■ REQUIRED ACTIONS:
A. From the opening paragraph of the RFID article below, list the pressures it names as facing the healthcare industry.
B. Answer these questions using the RFID article below.
(i) What detection capacity can traditional fixed readers reach at best in tag-dense environments?
(ii) In which industry has RFID already transformed inventory management?
(iii) How does the article describe passive tags, as opposed to active ones?
C. Please continue the RFID article below, picking up after its last sentence.

■ EXERCISE PASSAGE:
====================

Three Ways that RFID can Improve the Patient Experience

Sabesan Sithamparanathan, Founder and CEO, PervasID

The healthcare industry is already under immense pressure. With shrinking budgets, a growing number of patients and increasing treatment complexity, delivering a positive patient experience has never been more challenging.

Over the past few decades, technology has fundamentally changed the healthcare landscape, helping to make gains in efficiency, connectivity and improving the patient experience in hospitals. But has healthcare explored all avenues to improve the experience and ensure that patients are safe?

1. Real-time traceability 

The use of RFID tags in healthcare may appear an obvious solution but the limitations of fixed RFID reader technology, particularly in a tag dense environment, has deterred adoption for many.

Traditional fixed readers have been unable to deliver the detection accuracy required to justify investment. In any area with a high number of RFID tags such as medical equipment storage, there are simply too many dead spots due to signal reflections: the more tags, the lower the accuracy. At best in these environments, detection capacity can reach 85-90%.

The ability to track medical equipment with far more accuracy and in almost real-time, eradicates time wasted by staff attempting to locate essential assets. It also eliminates the need to invest in extra inventory to mitigate asset management inefficiency, releasing much-needed funds. With a government push towards all medical equipment manufacturers adding RFID tags to equipment at source, the ability to achieve near 100% accuracy using passive (battery-less), rather than the more expensive active (battery-powered) tags, along with the very latest RFID fixed reader technology, is incredibly compelling.

2. Inventory tracking and management

RFID has already transformed inventory management in retail and it can deliver similar benefits for healthcare by removing labour-intensive processes which are prone to human error. Next generation RFID technology can support medical inventory management by providing accurate visibility of medicine supply levels which, in turn, reduces waste and overstocking.

====================

■ THE DATA:
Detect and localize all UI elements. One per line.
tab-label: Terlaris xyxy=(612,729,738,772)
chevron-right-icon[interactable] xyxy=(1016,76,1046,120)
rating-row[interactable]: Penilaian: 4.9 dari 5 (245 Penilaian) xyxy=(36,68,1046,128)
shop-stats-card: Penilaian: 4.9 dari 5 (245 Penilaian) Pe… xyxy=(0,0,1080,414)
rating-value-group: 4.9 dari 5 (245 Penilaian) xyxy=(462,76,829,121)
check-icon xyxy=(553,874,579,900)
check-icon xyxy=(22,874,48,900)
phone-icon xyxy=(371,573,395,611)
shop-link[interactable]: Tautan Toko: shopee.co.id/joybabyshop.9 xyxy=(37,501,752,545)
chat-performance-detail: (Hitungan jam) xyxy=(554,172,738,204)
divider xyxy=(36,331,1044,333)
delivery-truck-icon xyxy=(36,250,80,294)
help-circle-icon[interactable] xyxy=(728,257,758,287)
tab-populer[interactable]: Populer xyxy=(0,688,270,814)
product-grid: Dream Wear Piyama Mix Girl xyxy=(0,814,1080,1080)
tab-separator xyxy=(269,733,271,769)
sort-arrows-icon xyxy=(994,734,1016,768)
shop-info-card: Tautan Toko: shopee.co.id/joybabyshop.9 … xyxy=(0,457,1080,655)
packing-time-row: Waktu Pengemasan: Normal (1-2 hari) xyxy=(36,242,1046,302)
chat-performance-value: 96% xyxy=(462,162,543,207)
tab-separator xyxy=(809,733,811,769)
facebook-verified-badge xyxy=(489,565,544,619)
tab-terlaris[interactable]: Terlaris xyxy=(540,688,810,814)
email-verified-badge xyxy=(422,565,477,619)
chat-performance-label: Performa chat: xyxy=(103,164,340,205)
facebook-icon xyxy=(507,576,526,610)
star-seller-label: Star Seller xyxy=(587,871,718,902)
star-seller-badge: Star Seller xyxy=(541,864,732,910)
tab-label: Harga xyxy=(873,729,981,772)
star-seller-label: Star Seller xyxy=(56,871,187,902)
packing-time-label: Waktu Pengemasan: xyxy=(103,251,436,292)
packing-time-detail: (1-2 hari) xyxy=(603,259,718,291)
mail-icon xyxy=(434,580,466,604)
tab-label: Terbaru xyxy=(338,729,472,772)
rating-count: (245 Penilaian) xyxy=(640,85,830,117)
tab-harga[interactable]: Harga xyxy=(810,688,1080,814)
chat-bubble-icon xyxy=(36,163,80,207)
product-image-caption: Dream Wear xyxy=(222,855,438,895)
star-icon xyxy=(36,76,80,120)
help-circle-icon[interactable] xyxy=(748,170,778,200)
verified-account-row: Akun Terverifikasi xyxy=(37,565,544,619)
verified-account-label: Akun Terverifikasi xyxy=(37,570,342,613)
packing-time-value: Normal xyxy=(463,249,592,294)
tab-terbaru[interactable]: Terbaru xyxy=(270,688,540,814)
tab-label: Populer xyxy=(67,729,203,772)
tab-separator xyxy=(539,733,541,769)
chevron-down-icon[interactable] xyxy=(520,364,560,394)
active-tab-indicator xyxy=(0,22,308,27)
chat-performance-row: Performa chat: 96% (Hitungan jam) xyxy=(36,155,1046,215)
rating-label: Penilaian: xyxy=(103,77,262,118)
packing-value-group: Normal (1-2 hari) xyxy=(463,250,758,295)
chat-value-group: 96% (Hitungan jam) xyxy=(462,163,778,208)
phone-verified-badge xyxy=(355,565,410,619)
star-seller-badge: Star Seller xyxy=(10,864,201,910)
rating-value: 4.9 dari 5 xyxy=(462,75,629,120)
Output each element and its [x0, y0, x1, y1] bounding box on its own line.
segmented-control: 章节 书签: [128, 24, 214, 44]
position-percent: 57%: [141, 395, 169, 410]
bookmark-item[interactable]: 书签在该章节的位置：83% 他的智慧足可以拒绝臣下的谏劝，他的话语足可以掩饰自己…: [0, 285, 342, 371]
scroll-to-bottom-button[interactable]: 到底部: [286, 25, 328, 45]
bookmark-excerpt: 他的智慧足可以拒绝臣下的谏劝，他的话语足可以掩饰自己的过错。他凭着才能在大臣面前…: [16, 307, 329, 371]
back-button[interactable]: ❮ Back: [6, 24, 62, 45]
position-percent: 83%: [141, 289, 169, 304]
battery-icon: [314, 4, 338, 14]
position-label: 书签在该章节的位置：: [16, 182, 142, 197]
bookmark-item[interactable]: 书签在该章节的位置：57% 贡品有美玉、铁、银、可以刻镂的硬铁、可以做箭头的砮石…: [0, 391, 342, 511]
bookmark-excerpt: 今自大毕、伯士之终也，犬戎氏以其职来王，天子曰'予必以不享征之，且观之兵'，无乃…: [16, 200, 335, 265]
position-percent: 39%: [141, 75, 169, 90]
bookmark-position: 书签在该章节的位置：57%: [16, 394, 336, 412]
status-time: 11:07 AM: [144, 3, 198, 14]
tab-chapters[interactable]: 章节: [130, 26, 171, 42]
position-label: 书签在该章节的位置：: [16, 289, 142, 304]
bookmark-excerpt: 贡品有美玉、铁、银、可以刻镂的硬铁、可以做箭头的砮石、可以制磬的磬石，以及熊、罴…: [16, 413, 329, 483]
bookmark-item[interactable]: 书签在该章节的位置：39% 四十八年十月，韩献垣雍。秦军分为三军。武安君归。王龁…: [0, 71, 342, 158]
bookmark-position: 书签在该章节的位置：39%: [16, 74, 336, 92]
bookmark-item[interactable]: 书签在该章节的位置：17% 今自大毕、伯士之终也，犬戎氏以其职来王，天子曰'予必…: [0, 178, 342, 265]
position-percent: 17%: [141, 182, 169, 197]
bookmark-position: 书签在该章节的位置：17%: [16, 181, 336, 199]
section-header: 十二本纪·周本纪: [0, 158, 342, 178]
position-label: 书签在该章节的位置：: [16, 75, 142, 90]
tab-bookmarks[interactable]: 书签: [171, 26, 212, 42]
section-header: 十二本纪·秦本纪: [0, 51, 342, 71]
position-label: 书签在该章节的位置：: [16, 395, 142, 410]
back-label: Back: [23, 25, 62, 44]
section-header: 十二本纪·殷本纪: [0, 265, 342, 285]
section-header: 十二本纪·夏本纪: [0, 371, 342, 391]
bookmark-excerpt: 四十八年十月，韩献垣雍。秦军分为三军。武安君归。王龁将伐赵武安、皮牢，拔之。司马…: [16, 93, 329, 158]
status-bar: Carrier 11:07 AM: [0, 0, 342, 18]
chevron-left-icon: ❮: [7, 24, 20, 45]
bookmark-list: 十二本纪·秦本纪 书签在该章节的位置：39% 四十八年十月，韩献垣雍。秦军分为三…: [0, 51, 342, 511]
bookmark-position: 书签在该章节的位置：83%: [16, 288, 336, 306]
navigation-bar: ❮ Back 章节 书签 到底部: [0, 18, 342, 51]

====================

■ ANSWERS:
A.
- Shrinking budgets
- A growing number of patients
- Increasing treatment complexity

B.
(i) 85-90%
(ii) Retail
(iii) As battery-less tags, in contrast to the more expensive battery-powered active tags.

C.
In a densely packed environment, consistently high read rates are essential and these systems can monitor stock tagged with passive RFID labels across multiple locations, enabling rapid replenishment and effective cost control. Lost or stolen equipment can be recorded and found with the use of RFID tags.  The data that is obtained through RFID tracking also provides an audit trail for cost and operational analysis.

3. Patient identification 

It’s not just medical equipment and medicines that can be tagged; by using RFID tags on patients instead of barcodes, a more sophisticated and safe system can be used to identify patients. In a large hospital, there can be hundreds, even thousands of patients being treated at the same time and sometimes identification errors may occur. RFID tags also provide the opportunity to track patients in hospital environments, something which could be crucial for patient safety, particularly with those who may be vulnerable.

With technology changing the healthcare landscape, RFID provides a clear case for cutting costs whilst increasing efficiency and patient safety. If hospitals and healthcare providers are intent on providing the best patient experience possible, RFID is certainly a viable option with compelling benefits.